## DATA FOR THIS EXERCISE

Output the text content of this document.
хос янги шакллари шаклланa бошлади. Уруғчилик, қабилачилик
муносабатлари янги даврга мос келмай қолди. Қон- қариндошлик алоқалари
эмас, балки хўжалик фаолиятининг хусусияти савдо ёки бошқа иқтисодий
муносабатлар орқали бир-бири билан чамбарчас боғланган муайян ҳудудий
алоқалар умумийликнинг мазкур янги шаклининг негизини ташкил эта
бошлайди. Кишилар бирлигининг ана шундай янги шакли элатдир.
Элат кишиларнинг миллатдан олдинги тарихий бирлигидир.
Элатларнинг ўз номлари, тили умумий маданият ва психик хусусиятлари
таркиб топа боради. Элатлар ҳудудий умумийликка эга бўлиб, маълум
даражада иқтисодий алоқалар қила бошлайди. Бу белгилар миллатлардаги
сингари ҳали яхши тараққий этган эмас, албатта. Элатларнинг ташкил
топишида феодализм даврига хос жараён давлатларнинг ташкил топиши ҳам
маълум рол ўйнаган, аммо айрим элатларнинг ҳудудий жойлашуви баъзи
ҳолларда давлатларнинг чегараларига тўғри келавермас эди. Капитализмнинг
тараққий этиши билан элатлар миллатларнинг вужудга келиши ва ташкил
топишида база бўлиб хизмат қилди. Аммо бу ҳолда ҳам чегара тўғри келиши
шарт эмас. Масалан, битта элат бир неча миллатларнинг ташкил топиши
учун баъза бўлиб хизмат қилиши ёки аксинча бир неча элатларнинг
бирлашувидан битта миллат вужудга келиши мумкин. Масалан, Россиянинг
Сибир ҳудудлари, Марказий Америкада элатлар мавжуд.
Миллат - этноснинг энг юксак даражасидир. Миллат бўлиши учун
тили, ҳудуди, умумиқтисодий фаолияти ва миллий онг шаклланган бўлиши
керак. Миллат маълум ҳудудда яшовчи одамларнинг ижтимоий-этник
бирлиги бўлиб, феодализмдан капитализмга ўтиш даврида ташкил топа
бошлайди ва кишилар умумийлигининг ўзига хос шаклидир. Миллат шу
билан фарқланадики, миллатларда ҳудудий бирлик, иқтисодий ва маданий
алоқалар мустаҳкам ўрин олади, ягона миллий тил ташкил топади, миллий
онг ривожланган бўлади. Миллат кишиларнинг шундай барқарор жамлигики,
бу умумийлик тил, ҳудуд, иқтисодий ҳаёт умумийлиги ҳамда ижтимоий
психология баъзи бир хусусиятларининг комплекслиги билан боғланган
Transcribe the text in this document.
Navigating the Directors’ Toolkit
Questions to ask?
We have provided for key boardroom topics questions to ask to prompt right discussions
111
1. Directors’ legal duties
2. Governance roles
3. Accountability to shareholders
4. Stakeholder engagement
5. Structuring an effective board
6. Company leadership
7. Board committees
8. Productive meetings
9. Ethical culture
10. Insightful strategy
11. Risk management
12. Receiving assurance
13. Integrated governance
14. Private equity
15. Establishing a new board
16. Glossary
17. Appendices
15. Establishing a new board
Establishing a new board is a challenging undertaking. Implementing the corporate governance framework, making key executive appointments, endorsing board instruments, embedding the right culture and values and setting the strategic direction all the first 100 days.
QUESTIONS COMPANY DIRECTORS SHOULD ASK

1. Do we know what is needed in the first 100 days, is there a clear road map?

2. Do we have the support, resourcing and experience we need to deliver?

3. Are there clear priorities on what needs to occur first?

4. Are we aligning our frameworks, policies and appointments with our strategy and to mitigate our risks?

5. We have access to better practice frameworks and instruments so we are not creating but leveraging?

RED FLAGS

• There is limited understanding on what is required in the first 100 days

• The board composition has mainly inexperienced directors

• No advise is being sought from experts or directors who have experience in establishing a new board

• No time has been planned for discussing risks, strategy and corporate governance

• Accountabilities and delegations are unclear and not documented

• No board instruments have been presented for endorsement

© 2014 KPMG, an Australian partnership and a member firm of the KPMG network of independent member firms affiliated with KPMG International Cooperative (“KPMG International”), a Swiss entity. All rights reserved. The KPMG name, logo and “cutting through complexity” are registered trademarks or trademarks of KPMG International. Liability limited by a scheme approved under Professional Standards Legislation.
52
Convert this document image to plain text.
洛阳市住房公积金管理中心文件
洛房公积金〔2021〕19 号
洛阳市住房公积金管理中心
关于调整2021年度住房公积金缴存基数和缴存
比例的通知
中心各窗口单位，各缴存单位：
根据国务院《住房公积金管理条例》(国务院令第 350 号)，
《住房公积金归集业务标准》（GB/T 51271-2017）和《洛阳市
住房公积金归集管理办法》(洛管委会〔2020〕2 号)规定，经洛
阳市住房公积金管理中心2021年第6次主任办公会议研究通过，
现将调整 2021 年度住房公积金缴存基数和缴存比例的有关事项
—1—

## INSTRUCTIONS TO FOLLOW
Every entry must be retyped in full, exactly as given.

## ANSWER FOR THIS EXERCISE
Output the text content of this document.
хос янги шакллари шаклланa бошлади. Уруғчилик, қабилачилик
муносабатлари янги даврга мос келмай қолди. Қон- қариндошлик алоқалари
эмас, балки хўжалик фаолиятининг хусусияти савдо ёки бошқа иқтисодий
муносабатлар орқали бир-бири билан чамбарчас боғланган муайян ҳудудий
алоқалар умумийликнинг мазкур янги шаклининг негизини ташкил эта
бошлайди. Кишилар бирлигининг ана шундай янги шакли элатдир.
Элат кишиларнинг миллатдан олдинги тарихий бирлигидир.
Элатларнинг ўз номлари, тили умумий маданият ва психик хусусиятлари
таркиб топа боради. Элатлар ҳудудий умумийликка эга бўлиб, маълум
даражада иқтисодий алоқалар қила бошлайди. Бу белгилар миллатлардаги
сингари ҳали яхши тараққий этган эмас, албатта. Элатларнинг ташкил
топишида феодализм даврига хос жараён давлатларнинг ташкил топиши ҳам
маълум рол ўйнаган, аммо айрим элатларнинг ҳудудий жойлашуви баъзи
ҳолларда давлатларнинг чегараларига тўғри келавермас эди. Капитализмнинг
тараққий этиши билан элатлар миллатларнинг вужудга келиши ва ташкил
топишида база бўлиб хизмат қилди. Аммо бу ҳолда ҳам чегара тўғри келиши
шарт эмас. Масалан, битта элат бир неча миллатларнинг ташкил топиши
учун баъза бўлиб хизмат қилиши ёки аксинча бир неча элатларнинг
бирлашувидан битта миллат вужудга келиши мумкин. Масалан, Россиянинг
Сибир ҳудудлари, Марказий Америкада элатлар мавжуд.
Миллат - этноснинг энг юксак даражасидир. Миллат бўлиши учун
тили, ҳудуди, умумиқтисодий фаолияти ва миллий онг шаклланган бўлиши
керак. Миллат маълум ҳудудда яшовчи одамларнинг ижтимоий-этник
бирлиги бўлиб, феодализмдан капитализмга ўтиш даврида ташкил топа
бошлайди ва кишилар умумийлигининг ўзига хос шаклидир. Миллат шу
билан фарқланадики, миллатларда ҳудудий бирлик, иқтисодий ва маданий
алоқалар мустаҳкам ўрин олади, ягона миллий тил ташкил топади, миллий
онг ривожланган бўлади. Миллат кишиларнинг шундай барқарор жамлигики,
бу умумийлик тил, ҳудуд, иқтисодий ҳаёт умумийлиги ҳамда ижтимоий
психология баъзи бир хусусиятларининг комплекслиги билан боғланган
Transcribe the text in this document.
Navigating the Directors’ Toolkit
Questions to ask?
We have provided for key boardroom topics questions to ask to prompt right discussions
111
1. Directors’ legal duties
2. Governance roles
3. Accountability to shareholders
4. Stakeholder engagement
5. Structuring an effective board
6. Company leadership
7. Board committees
8. Productive meetings
9. Ethical culture
10. Insightful strategy
11. Risk management
12. Receiving assurance
13. Integrated governance
14. Private equity
15. Establishing a new board
16. Glossary
17. Appendices
15. Establishing a new board
Establishing a new board is a challenging undertaking. Implementing the corporate governance framework, making key executive appointments, endorsing board instruments, embedding the right culture and values and setting the strategic direction all the first 100 days.
QUESTIONS COMPANY DIRECTORS SHOULD ASK

1. Do we know what is needed in the first 100 days, is there a clear road map?

2. Do we have the support, resourcing and experience we need to deliver?

3. Are there clear priorities on what needs to occur first?

4. Are we aligning our frameworks, policies and appointments with our strategy and to mitigate our risks?

5. We have access to better practice frameworks and instruments so we are not creating but leveraging?

RED FLAGS

• There is limited understanding on what is required in the first 100 days

• The board composition has mainly inexperienced directors

• No advise is being sought from experts or directors who have experience in establishing a new board

• No time has been planned for discussing risks, strategy and corporate governance

• Accountabilities and delegations are unclear and not documented

• No board instruments have been presented for endorsement

© 2014 KPMG, an Australian partnership and a member firm of the KPMG network of independent member firms affiliated with KPMG International Cooperative (“KPMG International”), a Swiss entity. All rights reserved. The KPMG name, logo and “cutting through complexity” are registered trademarks or trademarks of KPMG International. Liability limited by a scheme approved under Professional Standards Legislation.
52
Convert this document image to plain text.
洛阳市住房公积金管理中心文件
洛房公积金〔2021〕19 号
洛阳市住房公积金管理中心
关于调整2021年度住房公积金缴存基数和缴存
比例的通知
中心各窗口单位，各缴存单位：
根据国务院《住房公积金管理条例》(国务院令第 350 号)，
《住房公积金归集业务标准》（GB/T 51271-2017）和《洛阳市
住房公积金归集管理办法》(洛管委会〔2020〕2 号)规定，经洛
阳市住房公积金管理中心2021年第6次主任办公会议研究通过，
现将调整 2021 年度住房公积金缴存基数和缴存比例的有关事项
—1—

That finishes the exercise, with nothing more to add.